◆ Set exercise ◆
Omit the pictures and output every entry below exactly as written.

-------

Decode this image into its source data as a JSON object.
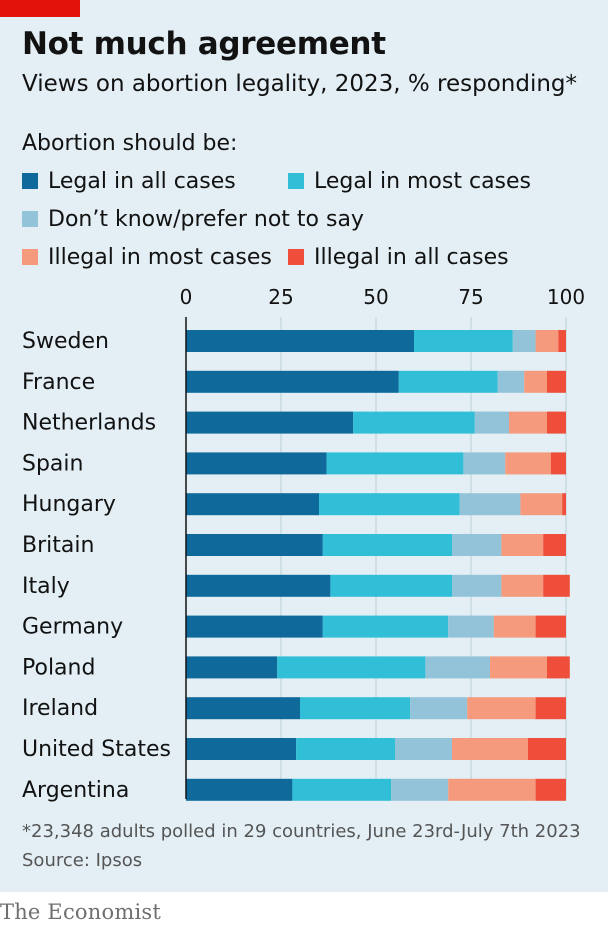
{
  "header": {
    "title": "Not much agreement",
    "subtitle": "Views on abortion legality, 2023, % responding*"
  },
  "legend": {
    "title": "Abortion should be:",
    "items": [
      {
        "label": "Legal in all cases",
        "color": "#0f6a9b"
      },
      {
        "label": "Legal in most cases",
        "color": "#30bfd6"
      },
      {
        "label": "Don’t know/prefer not to say",
        "color": "#93c3d8"
      },
      {
        "label": "Illegal in most cases",
        "color": "#f59a7c"
      },
      {
        "label": "Illegal in all cases",
        "color": "#ef4e3a"
      }
    ]
  },
  "chart_data": {
    "type": "bar",
    "orientation": "horizontal",
    "stacked": true,
    "xlim": [
      0,
      100
    ],
    "xticks": [
      "0",
      "25",
      "50",
      "75",
      "100"
    ],
    "grid": true,
    "categories": [
      "Sweden",
      "France",
      "Netherlands",
      "Spain",
      "Hungary",
      "Britain",
      "Italy",
      "Germany",
      "Poland",
      "Ireland",
      "United States",
      "Argentina"
    ],
    "series": [
      {
        "name": "Legal in all cases",
        "color": "#0f6a9b",
        "values": [
          60,
          56,
          44,
          37,
          35,
          36,
          38,
          36,
          24,
          30,
          29,
          28
        ]
      },
      {
        "name": "Legal in most cases",
        "color": "#30bfd6",
        "values": [
          26,
          26,
          32,
          36,
          37,
          34,
          32,
          33,
          39,
          29,
          26,
          26
        ]
      },
      {
        "name": "Don’t know/prefer not to say",
        "color": "#93c3d8",
        "values": [
          6,
          7,
          9,
          11,
          16,
          13,
          13,
          12,
          17,
          15,
          15,
          15
        ]
      },
      {
        "name": "Illegal in most cases",
        "color": "#f59a7c",
        "values": [
          6,
          6,
          10,
          12,
          11,
          11,
          11,
          11,
          15,
          18,
          20,
          23
        ]
      },
      {
        "name": "Illegal in all cases",
        "color": "#ef4e3a",
        "values": [
          2,
          5,
          5,
          4,
          1,
          6,
          7,
          8,
          6,
          8,
          10,
          8
        ]
      }
    ]
  },
  "footnote": "*23,348 adults polled in 29 countries, June 23rd-July 7th 2023",
  "source": "Source: Ipsos",
  "brand": "The Economist"
}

-------

◆ Answer to the task ◆
Decode this image into its source data as a JSON object.
{
  "header": {
    "title": "Not much agreement",
    "subtitle": "Views on abortion legality, 2023, % responding*"
  },
  "legend": {
    "title": "Abortion should be:",
    "items": [
      {
        "label": "Legal in all cases",
        "color": "#0f6a9b"
      },
      {
        "label": "Legal in most cases",
        "color": "#30bfd6"
      },
      {
        "label": "Don’t know/prefer not to say",
        "color": "#93c3d8"
      },
      {
        "label": "Illegal in most cases",
        "color": "#f59a7c"
      },
      {
        "label": "Illegal in all cases",
        "color": "#ef4e3a"
      }
    ]
  },
  "chart_data": {
    "type": "bar",
    "orientation": "horizontal",
    "stacked": true,
    "xlim": [
      0,
      100
    ],
    "xticks": [
      "0",
      "25",
      "50",
      "75",
      "100"
    ],
    "grid": true,
    "categories": [
      "Sweden",
      "France",
      "Netherlands",
      "Spain",
      "Hungary",
      "Britain",
      "Italy",
      "Germany",
      "Poland",
      "Ireland",
      "United States",
      "Argentina"
    ],
    "series": [
      {
        "name": "Legal in all cases",
        "color": "#0f6a9b",
        "values": [
          60,
          56,
          44,
          37,
          35,
          36,
          38,
          36,
          24,
          30,
          29,
          28
        ]
      },
      {
        "name": "Legal in most cases",
        "color": "#30bfd6",
        "values": [
          26,
          26,
          32,
          36,
          37,
          34,
          32,
          33,
          39,
          29,
          26,
          26
        ]
      },
      {
        "name": "Don’t know/prefer not to say",
        "color": "#93c3d8",
        "values": [
          6,
          7,
          9,
          11,
          16,
          13,
          13,
          12,
          17,
          15,
          15,
          15
        ]
      },
      {
        "name": "Illegal in most cases",
        "color": "#f59a7c",
        "values": [
          6,
          6,
          10,
          12,
          11,
          11,
          11,
          11,
          15,
          18,
          20,
          23
        ]
      },
      {
        "name": "Illegal in all cases",
        "color": "#ef4e3a",
        "values": [
          2,
          5,
          5,
          4,
          1,
          6,
          7,
          8,
          6,
          8,
          10,
          8
        ]
      }
    ]
  },
  "footnote": "*23,348 adults polled in 29 countries, June 23rd-July 7th 2023",
  "source": "Source: Ipsos",
  "brand": "The Economist"
}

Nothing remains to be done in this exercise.